## Task description
Print all records exactly, leaving nothing out.
· · · · ·
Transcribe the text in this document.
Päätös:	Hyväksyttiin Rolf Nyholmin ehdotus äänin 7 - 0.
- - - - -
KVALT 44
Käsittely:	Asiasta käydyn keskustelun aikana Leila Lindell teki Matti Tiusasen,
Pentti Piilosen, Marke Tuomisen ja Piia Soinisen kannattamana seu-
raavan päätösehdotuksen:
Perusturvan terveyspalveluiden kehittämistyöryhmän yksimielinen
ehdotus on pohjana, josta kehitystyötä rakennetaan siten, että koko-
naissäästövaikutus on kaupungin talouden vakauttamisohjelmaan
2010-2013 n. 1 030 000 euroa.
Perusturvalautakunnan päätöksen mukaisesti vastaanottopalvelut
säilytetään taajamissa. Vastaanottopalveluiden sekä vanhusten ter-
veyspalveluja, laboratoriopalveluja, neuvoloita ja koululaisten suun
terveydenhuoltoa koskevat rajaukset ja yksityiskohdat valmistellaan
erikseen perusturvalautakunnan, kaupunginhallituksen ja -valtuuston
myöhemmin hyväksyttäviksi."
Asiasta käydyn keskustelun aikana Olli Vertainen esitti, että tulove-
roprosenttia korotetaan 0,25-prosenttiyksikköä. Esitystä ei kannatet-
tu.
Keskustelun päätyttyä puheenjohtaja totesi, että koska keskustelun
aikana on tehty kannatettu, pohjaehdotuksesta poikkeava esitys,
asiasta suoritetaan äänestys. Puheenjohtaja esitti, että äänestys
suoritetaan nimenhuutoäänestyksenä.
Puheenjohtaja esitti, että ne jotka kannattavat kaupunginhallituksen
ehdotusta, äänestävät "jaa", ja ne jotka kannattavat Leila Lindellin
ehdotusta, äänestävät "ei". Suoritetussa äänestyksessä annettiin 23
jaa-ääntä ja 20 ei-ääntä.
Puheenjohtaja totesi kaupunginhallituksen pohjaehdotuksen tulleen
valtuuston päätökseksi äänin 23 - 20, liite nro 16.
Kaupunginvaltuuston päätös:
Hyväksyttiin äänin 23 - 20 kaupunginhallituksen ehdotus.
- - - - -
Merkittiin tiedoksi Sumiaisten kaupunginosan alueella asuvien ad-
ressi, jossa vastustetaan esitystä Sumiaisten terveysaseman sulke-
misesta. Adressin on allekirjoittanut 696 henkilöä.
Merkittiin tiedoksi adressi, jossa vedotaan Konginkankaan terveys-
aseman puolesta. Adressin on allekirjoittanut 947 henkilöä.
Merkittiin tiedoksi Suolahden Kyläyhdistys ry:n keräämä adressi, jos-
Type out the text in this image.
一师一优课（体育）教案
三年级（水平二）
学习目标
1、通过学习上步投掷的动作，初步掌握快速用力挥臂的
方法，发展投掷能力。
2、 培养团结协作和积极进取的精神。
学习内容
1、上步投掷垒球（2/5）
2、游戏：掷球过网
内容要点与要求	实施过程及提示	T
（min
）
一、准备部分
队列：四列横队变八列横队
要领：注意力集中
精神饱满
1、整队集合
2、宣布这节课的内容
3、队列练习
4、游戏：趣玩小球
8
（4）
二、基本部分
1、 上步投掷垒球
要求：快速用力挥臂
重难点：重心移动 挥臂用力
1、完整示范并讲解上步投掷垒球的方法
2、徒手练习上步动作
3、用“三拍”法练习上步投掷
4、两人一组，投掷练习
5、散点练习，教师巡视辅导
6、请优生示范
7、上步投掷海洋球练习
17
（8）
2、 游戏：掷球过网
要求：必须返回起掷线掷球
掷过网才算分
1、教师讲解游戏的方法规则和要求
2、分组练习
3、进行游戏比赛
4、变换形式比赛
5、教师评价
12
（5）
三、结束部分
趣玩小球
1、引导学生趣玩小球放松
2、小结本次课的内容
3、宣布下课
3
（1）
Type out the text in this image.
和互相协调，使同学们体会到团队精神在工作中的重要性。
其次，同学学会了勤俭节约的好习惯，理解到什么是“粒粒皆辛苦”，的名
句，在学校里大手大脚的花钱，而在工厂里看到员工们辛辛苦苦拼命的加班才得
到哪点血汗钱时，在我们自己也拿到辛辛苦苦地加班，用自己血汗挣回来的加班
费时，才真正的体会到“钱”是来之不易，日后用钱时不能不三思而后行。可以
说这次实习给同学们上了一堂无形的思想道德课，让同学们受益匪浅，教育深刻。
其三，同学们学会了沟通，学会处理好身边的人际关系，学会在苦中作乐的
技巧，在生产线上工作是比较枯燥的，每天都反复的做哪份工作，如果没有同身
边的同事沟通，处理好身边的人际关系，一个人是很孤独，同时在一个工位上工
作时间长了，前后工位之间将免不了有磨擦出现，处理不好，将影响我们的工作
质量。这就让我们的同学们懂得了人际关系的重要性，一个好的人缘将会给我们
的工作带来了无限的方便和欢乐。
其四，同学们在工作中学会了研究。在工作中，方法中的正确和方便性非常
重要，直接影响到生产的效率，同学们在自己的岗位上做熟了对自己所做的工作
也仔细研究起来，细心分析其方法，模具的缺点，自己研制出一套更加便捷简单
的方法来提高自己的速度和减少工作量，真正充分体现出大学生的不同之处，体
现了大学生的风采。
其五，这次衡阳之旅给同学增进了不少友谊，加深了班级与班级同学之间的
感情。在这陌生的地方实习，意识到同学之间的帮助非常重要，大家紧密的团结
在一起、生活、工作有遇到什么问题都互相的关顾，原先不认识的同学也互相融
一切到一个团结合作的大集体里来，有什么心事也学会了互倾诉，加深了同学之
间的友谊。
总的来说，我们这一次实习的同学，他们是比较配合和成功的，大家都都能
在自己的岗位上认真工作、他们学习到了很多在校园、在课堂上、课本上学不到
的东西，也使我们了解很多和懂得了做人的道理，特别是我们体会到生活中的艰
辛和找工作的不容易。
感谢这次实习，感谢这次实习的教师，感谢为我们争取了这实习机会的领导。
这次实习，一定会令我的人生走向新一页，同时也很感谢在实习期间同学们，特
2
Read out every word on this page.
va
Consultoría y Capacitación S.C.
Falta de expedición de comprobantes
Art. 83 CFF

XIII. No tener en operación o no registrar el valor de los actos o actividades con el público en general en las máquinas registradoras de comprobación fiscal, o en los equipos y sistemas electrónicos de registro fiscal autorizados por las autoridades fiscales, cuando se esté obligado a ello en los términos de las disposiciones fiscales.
· · · · ·
## Response to this exercise
Transcribe the text in this document.
Päätös:	Hyväksyttiin Rolf Nyholmin ehdotus äänin 7 - 0.
- - - - -
KVALT 44
Käsittely:	Asiasta käydyn keskustelun aikana Leila Lindell teki Matti Tiusasen,
Pentti Piilosen, Marke Tuomisen ja Piia Soinisen kannattamana seu-
raavan päätösehdotuksen:
Perusturvan terveyspalveluiden kehittämistyöryhmän yksimielinen
ehdotus on pohjana, josta kehitystyötä rakennetaan siten, että koko-
naissäästövaikutus on kaupungin talouden vakauttamisohjelmaan
2010-2013 n. 1 030 000 euroa.
Perusturvalautakunnan päätöksen mukaisesti vastaanottopalvelut
säilytetään taajamissa. Vastaanottopalveluiden sekä vanhusten ter-
veyspalveluja, laboratoriopalveluja, neuvoloita ja koululaisten suun
terveydenhuoltoa koskevat rajaukset ja yksityiskohdat valmistellaan
erikseen perusturvalautakunnan, kaupunginhallituksen ja -valtuuston
myöhemmin hyväksyttäviksi."
Asiasta käydyn keskustelun aikana Olli Vertainen esitti, että tulove-
roprosenttia korotetaan 0,25-prosenttiyksikköä. Esitystä ei kannatet-
tu.
Keskustelun päätyttyä puheenjohtaja totesi, että koska keskustelun
aikana on tehty kannatettu, pohjaehdotuksesta poikkeava esitys,
asiasta suoritetaan äänestys. Puheenjohtaja esitti, että äänestys
suoritetaan nimenhuutoäänestyksenä.
Puheenjohtaja esitti, että ne jotka kannattavat kaupunginhallituksen
ehdotusta, äänestävät "jaa", ja ne jotka kannattavat Leila Lindellin
ehdotusta, äänestävät "ei". Suoritetussa äänestyksessä annettiin 23
jaa-ääntä ja 20 ei-ääntä.
Puheenjohtaja totesi kaupunginhallituksen pohjaehdotuksen tulleen
valtuuston päätökseksi äänin 23 - 20, liite nro 16.
Kaupunginvaltuuston päätös:
Hyväksyttiin äänin 23 - 20 kaupunginhallituksen ehdotus.
- - - - -
Merkittiin tiedoksi Sumiaisten kaupunginosan alueella asuvien ad-
ressi, jossa vastustetaan esitystä Sumiaisten terveysaseman sulke-
misesta. Adressin on allekirjoittanut 696 henkilöä.
Merkittiin tiedoksi adressi, jossa vedotaan Konginkankaan terveys-
aseman puolesta. Adressin on allekirjoittanut 947 henkilöä.
Merkittiin tiedoksi Suolahden Kyläyhdistys ry:n keräämä adressi, jos-
Type out the text in this image.
一师一优课（体育）教案
三年级（水平二）
学习目标
1、通过学习上步投掷的动作，初步掌握快速用力挥臂的
方法，发展投掷能力。
2、 培养团结协作和积极进取的精神。
学习内容
1、上步投掷垒球（2/5）
2、游戏：掷球过网
内容要点与要求	实施过程及提示	T
（min
）
一、准备部分
队列：四列横队变八列横队
要领：注意力集中
精神饱满
1、整队集合
2、宣布这节课的内容
3、队列练习
4、游戏：趣玩小球
8
（4）
二、基本部分
1、 上步投掷垒球
要求：快速用力挥臂
重难点：重心移动 挥臂用力
1、完整示范并讲解上步投掷垒球的方法
2、徒手练习上步动作
3、用“三拍”法练习上步投掷
4、两人一组，投掷练习
5、散点练习，教师巡视辅导
6、请优生示范
7、上步投掷海洋球练习
17
（8）
2、 游戏：掷球过网
要求：必须返回起掷线掷球
掷过网才算分
1、教师讲解游戏的方法规则和要求
2、分组练习
3、进行游戏比赛
4、变换形式比赛
5、教师评价
12
（5）
三、结束部分
趣玩小球
1、引导学生趣玩小球放松
2、小结本次课的内容
3、宣布下课
3
（1）
Type out the text in this image.
和互相协调，使同学们体会到团队精神在工作中的重要性。
其次，同学学会了勤俭节约的好习惯，理解到什么是“粒粒皆辛苦”，的名
句，在学校里大手大脚的花钱，而在工厂里看到员工们辛辛苦苦拼命的加班才得
到哪点血汗钱时，在我们自己也拿到辛辛苦苦地加班，用自己血汗挣回来的加班
费时，才真正的体会到“钱”是来之不易，日后用钱时不能不三思而后行。可以
说这次实习给同学们上了一堂无形的思想道德课，让同学们受益匪浅，教育深刻。
其三，同学们学会了沟通，学会处理好身边的人际关系，学会在苦中作乐的
技巧，在生产线上工作是比较枯燥的，每天都反复的做哪份工作，如果没有同身
边的同事沟通，处理好身边的人际关系，一个人是很孤独，同时在一个工位上工
作时间长了，前后工位之间将免不了有磨擦出现，处理不好，将影响我们的工作
质量。这就让我们的同学们懂得了人际关系的重要性，一个好的人缘将会给我们
的工作带来了无限的方便和欢乐。
其四，同学们在工作中学会了研究。在工作中，方法中的正确和方便性非常
重要，直接影响到生产的效率，同学们在自己的岗位上做熟了对自己所做的工作
也仔细研究起来，细心分析其方法，模具的缺点，自己研制出一套更加便捷简单
的方法来提高自己的速度和减少工作量，真正充分体现出大学生的不同之处，体
现了大学生的风采。
其五，这次衡阳之旅给同学增进了不少友谊，加深了班级与班级同学之间的
感情。在这陌生的地方实习，意识到同学之间的帮助非常重要，大家紧密的团结
在一起、生活、工作有遇到什么问题都互相的关顾，原先不认识的同学也互相融
一切到一个团结合作的大集体里来，有什么心事也学会了互倾诉，加深了同学之
间的友谊。
总的来说，我们这一次实习的同学，他们是比较配合和成功的，大家都都能
在自己的岗位上认真工作、他们学习到了很多在校园、在课堂上、课本上学不到
的东西，也使我们了解很多和懂得了做人的道理，特别是我们体会到生活中的艰
辛和找工作的不容易。
感谢这次实习，感谢这次实习的教师，感谢为我们争取了这实习机会的领导。
这次实习，一定会令我的人生走向新一页，同时也很感谢在实习期间同学们，特
2
Read out every word on this page.
va
Consultoría y Capacitación S.C.
Falta de expedición de comprobantes
Art. 83 CFF

XIII. No tener en operación o no registrar el valor de los actos o actividades con el público en general en las máquinas registradoras de comprobación fiscal, o en los equipos y sistemas electrónicos de registro fiscal autorizados por las autoridades fiscales, cuando se esté obligado a ello en los términos de las disposiciones fiscales.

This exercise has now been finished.